§ TASK TO COMPLETE
Each of the entries should be retyped precisely as it appears.
------------------------------
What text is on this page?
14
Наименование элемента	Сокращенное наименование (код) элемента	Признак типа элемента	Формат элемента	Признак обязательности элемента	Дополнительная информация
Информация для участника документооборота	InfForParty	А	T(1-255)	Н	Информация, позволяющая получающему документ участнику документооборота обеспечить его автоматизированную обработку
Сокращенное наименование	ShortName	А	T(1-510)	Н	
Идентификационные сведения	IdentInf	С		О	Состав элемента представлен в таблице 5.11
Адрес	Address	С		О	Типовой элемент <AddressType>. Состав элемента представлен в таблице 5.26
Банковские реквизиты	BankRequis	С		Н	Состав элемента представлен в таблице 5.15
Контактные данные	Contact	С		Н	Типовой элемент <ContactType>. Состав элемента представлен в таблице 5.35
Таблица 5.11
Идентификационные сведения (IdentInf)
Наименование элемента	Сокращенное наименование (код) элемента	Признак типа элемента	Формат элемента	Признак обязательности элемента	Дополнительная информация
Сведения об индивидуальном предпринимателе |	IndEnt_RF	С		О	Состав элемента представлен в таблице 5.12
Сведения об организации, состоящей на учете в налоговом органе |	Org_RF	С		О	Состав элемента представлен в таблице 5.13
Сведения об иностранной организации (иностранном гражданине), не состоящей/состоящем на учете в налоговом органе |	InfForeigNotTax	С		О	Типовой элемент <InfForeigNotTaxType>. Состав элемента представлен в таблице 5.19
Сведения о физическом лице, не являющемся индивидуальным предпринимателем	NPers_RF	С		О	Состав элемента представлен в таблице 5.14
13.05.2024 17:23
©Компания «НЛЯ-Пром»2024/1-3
------------------------------
§ RESULT
What text is on this page?
14
Наименование элемента	Сокращенное наименование (код) элемента	Признак типа элемента	Формат элемента	Признак обязательности элемента	Дополнительная информация
Информация для участника документооборота	InfForParty	А	T(1-255)	Н	Информация, позволяющая получающему документ участнику документооборота обеспечить его автоматизированную обработку
Сокращенное наименование	ShortName	А	T(1-510)	Н	
Идентификационные сведения	IdentInf	С		О	Состав элемента представлен в таблице 5.11
Адрес	Address	С		О	Типовой элемент <AddressType>. Состав элемента представлен в таблице 5.26
Банковские реквизиты	BankRequis	С		Н	Состав элемента представлен в таблице 5.15
Контактные данные	Contact	С		Н	Типовой элемент <ContactType>. Состав элемента представлен в таблице 5.35
Таблица 5.11
Идентификационные сведения (IdentInf)
Наименование элемента	Сокращенное наименование (код) элемента	Признак типа элемента	Формат элемента	Признак обязательности элемента	Дополнительная информация
Сведения об индивидуальном предпринимателе |	IndEnt_RF	С		О	Состав элемента представлен в таблице 5.12
Сведения об организации, состоящей на учете в налоговом органе |	Org_RF	С		О	Состав элемента представлен в таблице 5.13
Сведения об иностранной организации (иностранном гражданине), не состоящей/состоящем на учете в налоговом органе |	InfForeigNotTax	С		О	Типовой элемент <InfForeigNotTaxType>. Состав элемента представлен в таблице 5.19
Сведения о физическом лице, не являющемся индивидуальным предпринимателем	NPers_RF	С		О	Состав элемента представлен в таблице 5.14
13.05.2024 17:23
©Компания «НЛЯ-Пром»2024/1-3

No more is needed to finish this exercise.